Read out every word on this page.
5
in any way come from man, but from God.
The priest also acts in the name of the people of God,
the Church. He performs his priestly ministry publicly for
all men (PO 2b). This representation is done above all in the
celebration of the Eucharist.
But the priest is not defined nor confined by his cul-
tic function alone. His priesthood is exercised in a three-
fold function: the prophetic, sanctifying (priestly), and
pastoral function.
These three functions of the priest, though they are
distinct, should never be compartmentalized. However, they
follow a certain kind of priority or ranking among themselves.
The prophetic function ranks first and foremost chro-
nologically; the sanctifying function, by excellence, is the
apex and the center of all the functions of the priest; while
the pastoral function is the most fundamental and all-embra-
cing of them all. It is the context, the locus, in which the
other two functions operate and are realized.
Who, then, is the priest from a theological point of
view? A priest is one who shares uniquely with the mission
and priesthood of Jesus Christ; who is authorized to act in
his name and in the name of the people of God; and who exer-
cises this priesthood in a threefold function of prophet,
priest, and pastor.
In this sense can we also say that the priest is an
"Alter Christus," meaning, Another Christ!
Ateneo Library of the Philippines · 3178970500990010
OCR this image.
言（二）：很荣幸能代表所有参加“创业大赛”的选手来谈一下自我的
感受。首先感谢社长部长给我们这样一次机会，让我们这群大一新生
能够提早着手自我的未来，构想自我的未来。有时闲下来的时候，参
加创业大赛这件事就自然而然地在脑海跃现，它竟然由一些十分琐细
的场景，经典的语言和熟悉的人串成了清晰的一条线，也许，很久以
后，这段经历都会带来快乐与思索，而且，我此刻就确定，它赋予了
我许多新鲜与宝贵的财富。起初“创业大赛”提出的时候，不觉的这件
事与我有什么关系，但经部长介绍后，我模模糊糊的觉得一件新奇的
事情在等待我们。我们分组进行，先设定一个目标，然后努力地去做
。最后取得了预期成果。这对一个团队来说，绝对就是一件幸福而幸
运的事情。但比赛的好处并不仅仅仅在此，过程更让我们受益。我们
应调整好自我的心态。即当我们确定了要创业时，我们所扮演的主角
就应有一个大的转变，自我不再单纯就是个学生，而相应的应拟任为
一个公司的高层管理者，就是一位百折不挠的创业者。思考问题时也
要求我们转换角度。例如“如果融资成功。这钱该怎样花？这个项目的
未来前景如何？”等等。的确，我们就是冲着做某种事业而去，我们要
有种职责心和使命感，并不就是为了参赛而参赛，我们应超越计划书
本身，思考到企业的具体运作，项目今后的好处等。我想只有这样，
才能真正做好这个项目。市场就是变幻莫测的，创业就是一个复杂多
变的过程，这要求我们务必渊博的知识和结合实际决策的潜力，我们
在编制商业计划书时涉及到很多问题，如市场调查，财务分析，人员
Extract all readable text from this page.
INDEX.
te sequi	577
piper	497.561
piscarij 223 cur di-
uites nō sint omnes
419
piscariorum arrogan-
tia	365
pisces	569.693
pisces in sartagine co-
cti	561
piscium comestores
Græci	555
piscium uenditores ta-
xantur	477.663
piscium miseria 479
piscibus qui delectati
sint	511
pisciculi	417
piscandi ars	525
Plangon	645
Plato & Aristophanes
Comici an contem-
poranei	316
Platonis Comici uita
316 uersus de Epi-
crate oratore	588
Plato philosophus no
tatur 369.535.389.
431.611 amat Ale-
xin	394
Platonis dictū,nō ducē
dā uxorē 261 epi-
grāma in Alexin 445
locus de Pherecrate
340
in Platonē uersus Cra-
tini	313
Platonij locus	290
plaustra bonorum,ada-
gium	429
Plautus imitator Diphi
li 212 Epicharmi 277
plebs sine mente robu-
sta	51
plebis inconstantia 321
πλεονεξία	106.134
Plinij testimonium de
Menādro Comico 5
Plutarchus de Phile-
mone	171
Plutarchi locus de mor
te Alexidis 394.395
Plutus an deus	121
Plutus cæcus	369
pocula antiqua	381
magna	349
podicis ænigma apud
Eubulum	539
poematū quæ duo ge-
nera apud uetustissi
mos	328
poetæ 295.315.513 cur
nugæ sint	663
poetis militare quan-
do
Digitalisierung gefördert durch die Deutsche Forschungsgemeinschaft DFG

··········

The task: Print every entry exactly as it appears.

Response to the task:
Read out every word on this page.
5
in any way come from man, but from God.
The priest also acts in the name of the people of God,
the Church. He performs his priestly ministry publicly for
all men (PO 2b). This representation is done above all in the
celebration of the Eucharist.
But the priest is not defined nor confined by his cul-
tic function alone. His priesthood is exercised in a three-
fold function: the prophetic, sanctifying (priestly), and
pastoral function.
These three functions of the priest, though they are
distinct, should never be compartmentalized. However, they
follow a certain kind of priority or ranking among themselves.
The prophetic function ranks first and foremost chro-
nologically; the sanctifying function, by excellence, is the
apex and the center of all the functions of the priest; while
the pastoral function is the most fundamental and all-embra-
cing of them all. It is the context, the locus, in which the
other two functions operate and are realized.
Who, then, is the priest from a theological point of
view? A priest is one who shares uniquely with the mission
and priesthood of Jesus Christ; who is authorized to act in
his name and in the name of the people of God; and who exer-
cises this priesthood in a threefold function of prophet,
priest, and pastor.
In this sense can we also say that the priest is an
"Alter Christus," meaning, Another Christ!
Ateneo Library of the Philippines · 3178970500990010
OCR this image.
言（二）：很荣幸能代表所有参加“创业大赛”的选手来谈一下自我的
感受。首先感谢社长部长给我们这样一次机会，让我们这群大一新生
能够提早着手自我的未来，构想自我的未来。有时闲下来的时候，参
加创业大赛这件事就自然而然地在脑海跃现，它竟然由一些十分琐细
的场景，经典的语言和熟悉的人串成了清晰的一条线，也许，很久以
后，这段经历都会带来快乐与思索，而且，我此刻就确定，它赋予了
我许多新鲜与宝贵的财富。起初“创业大赛”提出的时候，不觉的这件
事与我有什么关系，但经部长介绍后，我模模糊糊的觉得一件新奇的
事情在等待我们。我们分组进行，先设定一个目标，然后努力地去做
。最后取得了预期成果。这对一个团队来说，绝对就是一件幸福而幸
运的事情。但比赛的好处并不仅仅仅在此，过程更让我们受益。我们
应调整好自我的心态。即当我们确定了要创业时，我们所扮演的主角
就应有一个大的转变，自我不再单纯就是个学生，而相应的应拟任为
一个公司的高层管理者，就是一位百折不挠的创业者。思考问题时也
要求我们转换角度。例如“如果融资成功。这钱该怎样花？这个项目的
未来前景如何？”等等。的确，我们就是冲着做某种事业而去，我们要
有种职责心和使命感，并不就是为了参赛而参赛，我们应超越计划书
本身，思考到企业的具体运作，项目今后的好处等。我想只有这样，
才能真正做好这个项目。市场就是变幻莫测的，创业就是一个复杂多
变的过程，这要求我们务必渊博的知识和结合实际决策的潜力，我们
在编制商业计划书时涉及到很多问题，如市场调查，财务分析，人员
Extract all readable text from this page.
INDEX.
te sequi	577
piper	497.561
piscarij 223 cur di-
uites nō sint omnes
419
piscariorum arrogan-
tia	365
pisces	569.693
pisces in sartagine co-
cti	561
piscium comestores
Græci	555
piscium uenditores ta-
xantur	477.663
piscium miseria 479
piscibus qui delectati
sint	511
pisciculi	417
piscandi ars	525
Plangon	645
Plato & Aristophanes
Comici an contem-
poranei	316
Platonis Comici uita
316 uersus de Epi-
crate oratore	588
Plato philosophus no
tatur 369.535.389.
431.611 amat Ale-
xin	394
Platonis dictū,nō ducē
dā uxorē 261 epi-
grāma in Alexin 445
locus de Pherecrate
340
in Platonē uersus Cra-
tini	313
Platonij locus	290
plaustra bonorum,ada-
gium	429
Plautus imitator Diphi
li 212 Epicharmi 277
plebs sine mente robu-
sta	51
plebis inconstantia 321
πλεονεξία	106.134
Plinij testimonium de
Menādro Comico 5
Plutarchus de Phile-
mone	171
Plutarchi locus de mor
te Alexidis 394.395
Plutus an deus	121
Plutus cæcus	369
pocula antiqua	381
magna	349
podicis ænigma apud
Eubulum	539
poematū quæ duo ge-
nera apud uetustissi
mos	328
poetæ 295.315.513 cur
nugæ sint	663
poetis militare quan-
do
Digitalisierung gefördert durch die Deutsche Forschungsgemeinschaft DFG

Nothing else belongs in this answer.